--- START ---
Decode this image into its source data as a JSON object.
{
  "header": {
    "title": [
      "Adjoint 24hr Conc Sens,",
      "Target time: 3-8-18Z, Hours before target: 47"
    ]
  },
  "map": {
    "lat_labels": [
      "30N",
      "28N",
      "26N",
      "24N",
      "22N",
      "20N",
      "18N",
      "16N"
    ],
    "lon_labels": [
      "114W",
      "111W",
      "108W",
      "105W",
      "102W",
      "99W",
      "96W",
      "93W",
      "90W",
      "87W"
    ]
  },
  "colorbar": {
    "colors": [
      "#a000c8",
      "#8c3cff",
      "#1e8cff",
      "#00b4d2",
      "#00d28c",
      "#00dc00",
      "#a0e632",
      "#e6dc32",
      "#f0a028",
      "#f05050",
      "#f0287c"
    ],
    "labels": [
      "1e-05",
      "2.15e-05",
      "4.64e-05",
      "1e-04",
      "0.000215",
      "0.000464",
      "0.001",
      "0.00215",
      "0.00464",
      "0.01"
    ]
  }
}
--- END ---
--- START ---
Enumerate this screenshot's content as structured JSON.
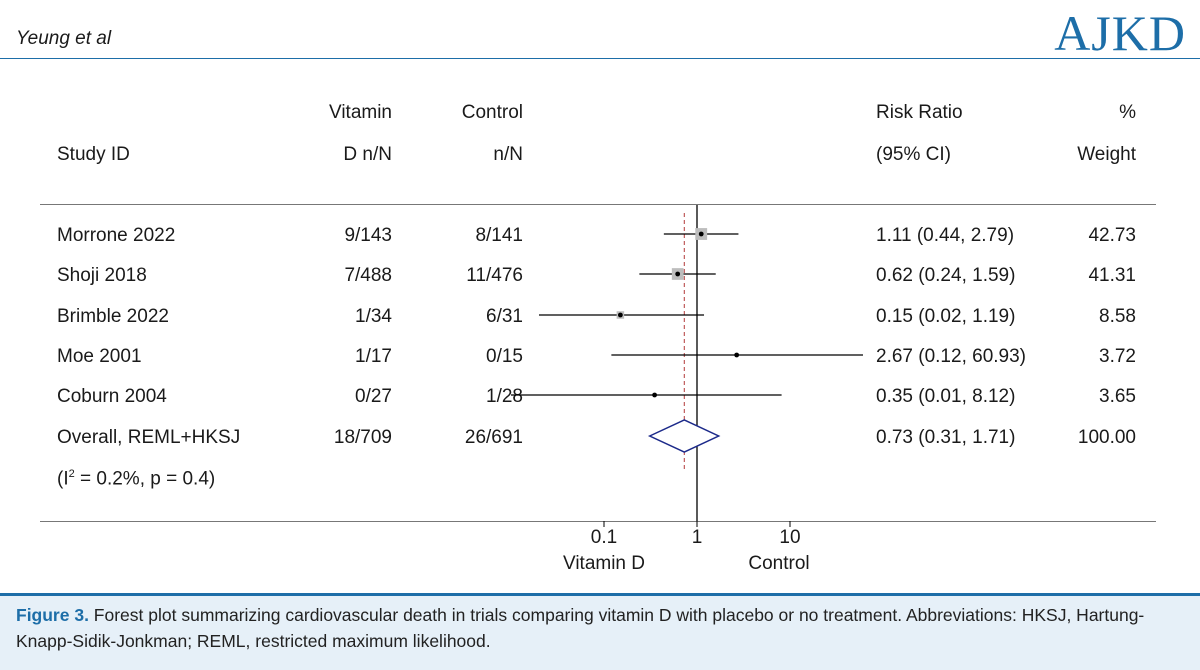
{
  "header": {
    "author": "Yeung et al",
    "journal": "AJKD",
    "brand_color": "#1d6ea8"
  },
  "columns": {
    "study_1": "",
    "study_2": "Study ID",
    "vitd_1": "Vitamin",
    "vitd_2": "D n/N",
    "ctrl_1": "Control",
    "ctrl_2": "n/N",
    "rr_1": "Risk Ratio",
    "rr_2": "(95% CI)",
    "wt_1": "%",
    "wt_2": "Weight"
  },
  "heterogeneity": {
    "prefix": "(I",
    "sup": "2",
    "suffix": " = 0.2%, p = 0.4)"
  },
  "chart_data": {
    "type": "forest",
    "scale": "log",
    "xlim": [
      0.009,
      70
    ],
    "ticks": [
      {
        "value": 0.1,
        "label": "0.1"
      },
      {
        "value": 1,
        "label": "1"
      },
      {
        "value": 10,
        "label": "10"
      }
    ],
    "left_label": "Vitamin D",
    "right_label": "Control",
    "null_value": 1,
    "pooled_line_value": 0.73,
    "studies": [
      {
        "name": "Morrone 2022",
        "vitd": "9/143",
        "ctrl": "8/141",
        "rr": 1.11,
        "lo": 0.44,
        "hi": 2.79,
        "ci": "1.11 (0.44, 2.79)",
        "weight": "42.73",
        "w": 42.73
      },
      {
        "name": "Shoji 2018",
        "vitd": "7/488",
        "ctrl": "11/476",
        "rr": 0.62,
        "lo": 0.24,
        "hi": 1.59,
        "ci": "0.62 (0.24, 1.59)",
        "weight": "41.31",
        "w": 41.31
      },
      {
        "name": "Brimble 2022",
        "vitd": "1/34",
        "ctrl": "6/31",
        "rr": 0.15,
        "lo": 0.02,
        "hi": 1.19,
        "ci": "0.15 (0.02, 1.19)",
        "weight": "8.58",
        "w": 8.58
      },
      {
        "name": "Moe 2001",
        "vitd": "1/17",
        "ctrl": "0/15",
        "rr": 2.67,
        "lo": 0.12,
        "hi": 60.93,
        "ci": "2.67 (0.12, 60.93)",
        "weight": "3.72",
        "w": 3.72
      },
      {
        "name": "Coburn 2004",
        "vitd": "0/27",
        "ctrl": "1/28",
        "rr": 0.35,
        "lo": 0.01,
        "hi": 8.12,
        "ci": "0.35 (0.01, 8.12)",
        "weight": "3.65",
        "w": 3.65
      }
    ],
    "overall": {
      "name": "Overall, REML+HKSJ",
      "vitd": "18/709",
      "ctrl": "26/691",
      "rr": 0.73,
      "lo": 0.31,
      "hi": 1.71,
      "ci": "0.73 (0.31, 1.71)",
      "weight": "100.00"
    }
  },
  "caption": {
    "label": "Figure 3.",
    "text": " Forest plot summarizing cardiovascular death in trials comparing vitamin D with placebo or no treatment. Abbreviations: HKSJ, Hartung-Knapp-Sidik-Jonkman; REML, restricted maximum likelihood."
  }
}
--- END ---
**WRITTEN REQUEST**: Which lines hold the string "this"? List them all.

**ANSWER TO THE EXERCISE**:
Decode this image into its source data as a JSON object.
Enumerate this screenshot's content as structured JSON.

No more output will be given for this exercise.